Information given:
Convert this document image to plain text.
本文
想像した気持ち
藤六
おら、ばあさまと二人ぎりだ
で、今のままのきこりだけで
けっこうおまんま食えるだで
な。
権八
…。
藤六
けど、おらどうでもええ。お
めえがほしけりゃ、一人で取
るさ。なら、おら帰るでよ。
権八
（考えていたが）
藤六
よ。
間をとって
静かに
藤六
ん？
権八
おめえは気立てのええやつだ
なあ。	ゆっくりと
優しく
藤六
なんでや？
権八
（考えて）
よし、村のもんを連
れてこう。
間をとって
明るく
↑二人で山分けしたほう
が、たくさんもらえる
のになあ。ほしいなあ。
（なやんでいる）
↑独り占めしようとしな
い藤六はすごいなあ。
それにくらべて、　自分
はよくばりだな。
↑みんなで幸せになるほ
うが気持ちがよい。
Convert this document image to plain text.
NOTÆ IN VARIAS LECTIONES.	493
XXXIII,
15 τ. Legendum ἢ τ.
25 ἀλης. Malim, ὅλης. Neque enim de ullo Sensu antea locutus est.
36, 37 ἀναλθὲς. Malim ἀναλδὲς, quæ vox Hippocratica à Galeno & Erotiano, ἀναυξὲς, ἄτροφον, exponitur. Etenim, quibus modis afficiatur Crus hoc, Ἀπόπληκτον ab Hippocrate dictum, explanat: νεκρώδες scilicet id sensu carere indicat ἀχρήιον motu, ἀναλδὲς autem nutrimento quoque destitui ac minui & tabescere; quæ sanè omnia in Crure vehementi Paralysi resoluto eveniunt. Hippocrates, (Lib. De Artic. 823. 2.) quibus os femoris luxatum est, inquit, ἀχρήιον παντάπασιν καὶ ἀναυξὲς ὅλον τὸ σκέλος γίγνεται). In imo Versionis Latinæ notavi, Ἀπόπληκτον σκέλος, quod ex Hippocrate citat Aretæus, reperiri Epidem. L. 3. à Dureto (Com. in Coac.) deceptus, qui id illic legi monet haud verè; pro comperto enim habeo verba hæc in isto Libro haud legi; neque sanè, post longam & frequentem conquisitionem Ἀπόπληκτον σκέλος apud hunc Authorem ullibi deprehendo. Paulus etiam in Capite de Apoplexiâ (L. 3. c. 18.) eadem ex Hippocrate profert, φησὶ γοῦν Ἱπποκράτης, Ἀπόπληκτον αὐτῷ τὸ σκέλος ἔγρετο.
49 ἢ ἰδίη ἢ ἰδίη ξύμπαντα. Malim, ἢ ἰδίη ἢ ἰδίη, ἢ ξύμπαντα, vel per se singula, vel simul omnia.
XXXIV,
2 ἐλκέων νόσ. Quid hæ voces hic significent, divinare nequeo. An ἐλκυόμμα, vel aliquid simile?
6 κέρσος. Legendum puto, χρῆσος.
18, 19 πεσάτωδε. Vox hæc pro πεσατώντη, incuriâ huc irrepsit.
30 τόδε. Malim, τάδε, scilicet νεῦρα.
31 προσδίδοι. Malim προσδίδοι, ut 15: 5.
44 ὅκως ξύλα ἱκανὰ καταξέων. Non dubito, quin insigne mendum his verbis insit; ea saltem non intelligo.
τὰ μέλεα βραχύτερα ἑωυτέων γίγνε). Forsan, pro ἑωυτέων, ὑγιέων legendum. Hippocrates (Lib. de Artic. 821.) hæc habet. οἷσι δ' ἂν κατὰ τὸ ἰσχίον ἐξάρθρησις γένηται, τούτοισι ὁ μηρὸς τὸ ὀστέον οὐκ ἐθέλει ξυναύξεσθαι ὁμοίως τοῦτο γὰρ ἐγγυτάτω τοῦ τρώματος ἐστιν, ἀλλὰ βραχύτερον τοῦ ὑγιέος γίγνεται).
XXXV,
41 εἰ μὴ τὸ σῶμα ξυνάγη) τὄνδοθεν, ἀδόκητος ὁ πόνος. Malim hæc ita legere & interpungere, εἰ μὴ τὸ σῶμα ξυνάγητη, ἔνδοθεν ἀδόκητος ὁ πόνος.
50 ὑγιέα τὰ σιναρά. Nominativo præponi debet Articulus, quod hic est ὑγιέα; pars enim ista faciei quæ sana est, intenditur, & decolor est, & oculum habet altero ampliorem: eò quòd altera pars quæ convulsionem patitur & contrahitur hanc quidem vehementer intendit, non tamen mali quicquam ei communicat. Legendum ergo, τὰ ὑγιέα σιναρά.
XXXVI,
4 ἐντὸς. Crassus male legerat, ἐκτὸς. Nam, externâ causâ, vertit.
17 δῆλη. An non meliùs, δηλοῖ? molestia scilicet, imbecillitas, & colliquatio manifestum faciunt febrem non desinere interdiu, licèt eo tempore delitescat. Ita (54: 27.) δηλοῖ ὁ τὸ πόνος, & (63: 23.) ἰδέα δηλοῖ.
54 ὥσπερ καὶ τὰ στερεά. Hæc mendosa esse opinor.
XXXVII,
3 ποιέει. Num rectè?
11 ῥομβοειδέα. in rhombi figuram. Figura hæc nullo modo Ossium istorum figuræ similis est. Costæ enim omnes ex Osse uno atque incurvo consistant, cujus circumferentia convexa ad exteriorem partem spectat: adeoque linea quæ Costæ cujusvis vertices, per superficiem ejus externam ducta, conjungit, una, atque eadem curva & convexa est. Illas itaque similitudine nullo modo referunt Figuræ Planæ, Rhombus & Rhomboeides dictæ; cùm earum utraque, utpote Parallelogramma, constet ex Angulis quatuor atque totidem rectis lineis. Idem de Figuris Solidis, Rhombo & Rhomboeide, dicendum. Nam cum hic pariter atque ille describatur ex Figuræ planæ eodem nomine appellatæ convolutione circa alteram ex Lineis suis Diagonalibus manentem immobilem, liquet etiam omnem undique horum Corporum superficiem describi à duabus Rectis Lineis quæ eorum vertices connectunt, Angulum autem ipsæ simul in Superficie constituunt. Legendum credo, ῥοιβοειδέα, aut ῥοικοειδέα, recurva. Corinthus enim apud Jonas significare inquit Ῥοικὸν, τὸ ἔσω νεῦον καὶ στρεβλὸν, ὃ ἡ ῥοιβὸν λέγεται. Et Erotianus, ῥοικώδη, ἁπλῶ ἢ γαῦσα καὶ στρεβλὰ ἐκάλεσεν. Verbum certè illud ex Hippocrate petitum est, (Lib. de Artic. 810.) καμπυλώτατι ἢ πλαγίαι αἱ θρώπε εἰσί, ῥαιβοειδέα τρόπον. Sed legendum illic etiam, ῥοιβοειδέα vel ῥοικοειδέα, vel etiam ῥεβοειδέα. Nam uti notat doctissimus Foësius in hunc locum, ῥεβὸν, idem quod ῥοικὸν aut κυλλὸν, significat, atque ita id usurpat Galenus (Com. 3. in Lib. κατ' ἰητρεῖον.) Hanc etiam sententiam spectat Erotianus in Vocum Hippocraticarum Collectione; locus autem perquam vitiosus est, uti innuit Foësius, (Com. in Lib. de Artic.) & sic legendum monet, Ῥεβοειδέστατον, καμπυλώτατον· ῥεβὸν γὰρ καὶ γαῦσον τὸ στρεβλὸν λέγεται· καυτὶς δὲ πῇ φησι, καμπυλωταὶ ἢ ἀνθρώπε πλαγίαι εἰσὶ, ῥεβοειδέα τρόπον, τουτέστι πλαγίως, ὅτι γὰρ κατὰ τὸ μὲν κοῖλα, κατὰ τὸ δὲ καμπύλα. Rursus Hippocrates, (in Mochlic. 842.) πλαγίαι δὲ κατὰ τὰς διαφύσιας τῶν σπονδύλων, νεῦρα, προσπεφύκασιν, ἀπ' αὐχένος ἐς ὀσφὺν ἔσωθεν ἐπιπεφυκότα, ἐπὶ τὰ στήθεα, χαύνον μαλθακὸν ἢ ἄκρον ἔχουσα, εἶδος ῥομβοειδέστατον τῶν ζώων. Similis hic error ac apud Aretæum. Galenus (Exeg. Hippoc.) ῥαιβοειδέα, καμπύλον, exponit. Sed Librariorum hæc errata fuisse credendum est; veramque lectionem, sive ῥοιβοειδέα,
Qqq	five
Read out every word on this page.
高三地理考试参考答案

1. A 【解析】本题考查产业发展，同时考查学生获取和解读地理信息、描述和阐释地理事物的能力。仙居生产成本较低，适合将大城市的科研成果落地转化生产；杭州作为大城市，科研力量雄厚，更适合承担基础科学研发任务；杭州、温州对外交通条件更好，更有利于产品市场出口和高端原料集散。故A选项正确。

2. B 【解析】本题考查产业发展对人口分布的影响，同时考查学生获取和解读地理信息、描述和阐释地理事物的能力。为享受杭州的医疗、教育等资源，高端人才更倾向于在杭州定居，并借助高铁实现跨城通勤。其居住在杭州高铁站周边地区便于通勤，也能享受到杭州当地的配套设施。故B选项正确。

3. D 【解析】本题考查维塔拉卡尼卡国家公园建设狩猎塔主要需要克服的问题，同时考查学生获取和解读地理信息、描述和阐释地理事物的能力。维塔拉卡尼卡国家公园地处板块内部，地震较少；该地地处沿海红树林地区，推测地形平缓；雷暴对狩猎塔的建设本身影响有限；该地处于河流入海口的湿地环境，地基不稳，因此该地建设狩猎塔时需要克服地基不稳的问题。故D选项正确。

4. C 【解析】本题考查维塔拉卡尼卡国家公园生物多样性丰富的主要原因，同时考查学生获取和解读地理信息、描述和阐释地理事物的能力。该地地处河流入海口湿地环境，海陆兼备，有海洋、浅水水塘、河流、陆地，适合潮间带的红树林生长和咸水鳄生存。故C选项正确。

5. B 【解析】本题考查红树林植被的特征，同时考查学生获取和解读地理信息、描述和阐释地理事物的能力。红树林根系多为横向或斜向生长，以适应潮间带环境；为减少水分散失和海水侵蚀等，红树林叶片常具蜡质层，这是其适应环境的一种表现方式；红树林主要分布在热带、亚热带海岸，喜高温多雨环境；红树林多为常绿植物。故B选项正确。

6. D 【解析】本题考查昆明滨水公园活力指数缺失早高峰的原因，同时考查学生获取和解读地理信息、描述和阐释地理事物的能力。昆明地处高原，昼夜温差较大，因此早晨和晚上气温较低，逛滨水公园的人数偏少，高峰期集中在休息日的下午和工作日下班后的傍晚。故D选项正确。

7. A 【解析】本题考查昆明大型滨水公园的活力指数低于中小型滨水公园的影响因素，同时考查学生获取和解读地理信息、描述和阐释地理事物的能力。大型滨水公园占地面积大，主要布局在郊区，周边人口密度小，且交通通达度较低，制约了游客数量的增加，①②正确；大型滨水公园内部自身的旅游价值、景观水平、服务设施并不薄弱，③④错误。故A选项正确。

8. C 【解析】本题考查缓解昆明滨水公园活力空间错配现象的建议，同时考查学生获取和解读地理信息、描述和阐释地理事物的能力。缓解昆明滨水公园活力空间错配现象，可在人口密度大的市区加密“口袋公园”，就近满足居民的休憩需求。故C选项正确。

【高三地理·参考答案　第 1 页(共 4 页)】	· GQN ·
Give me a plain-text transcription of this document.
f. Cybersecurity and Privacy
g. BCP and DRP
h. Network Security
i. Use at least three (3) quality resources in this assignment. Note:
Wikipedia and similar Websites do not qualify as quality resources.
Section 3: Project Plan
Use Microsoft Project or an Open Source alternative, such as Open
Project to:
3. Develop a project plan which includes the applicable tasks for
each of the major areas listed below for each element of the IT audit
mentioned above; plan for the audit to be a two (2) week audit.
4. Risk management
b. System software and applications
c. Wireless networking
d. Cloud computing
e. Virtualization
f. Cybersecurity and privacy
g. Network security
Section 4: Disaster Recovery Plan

Given request: Using the listing above, show every line that includes the string "audit".

The solution:
each of the major areas listed below for each element of the IT audit
mentioned above; plan for the audit to be a two (2) week audit.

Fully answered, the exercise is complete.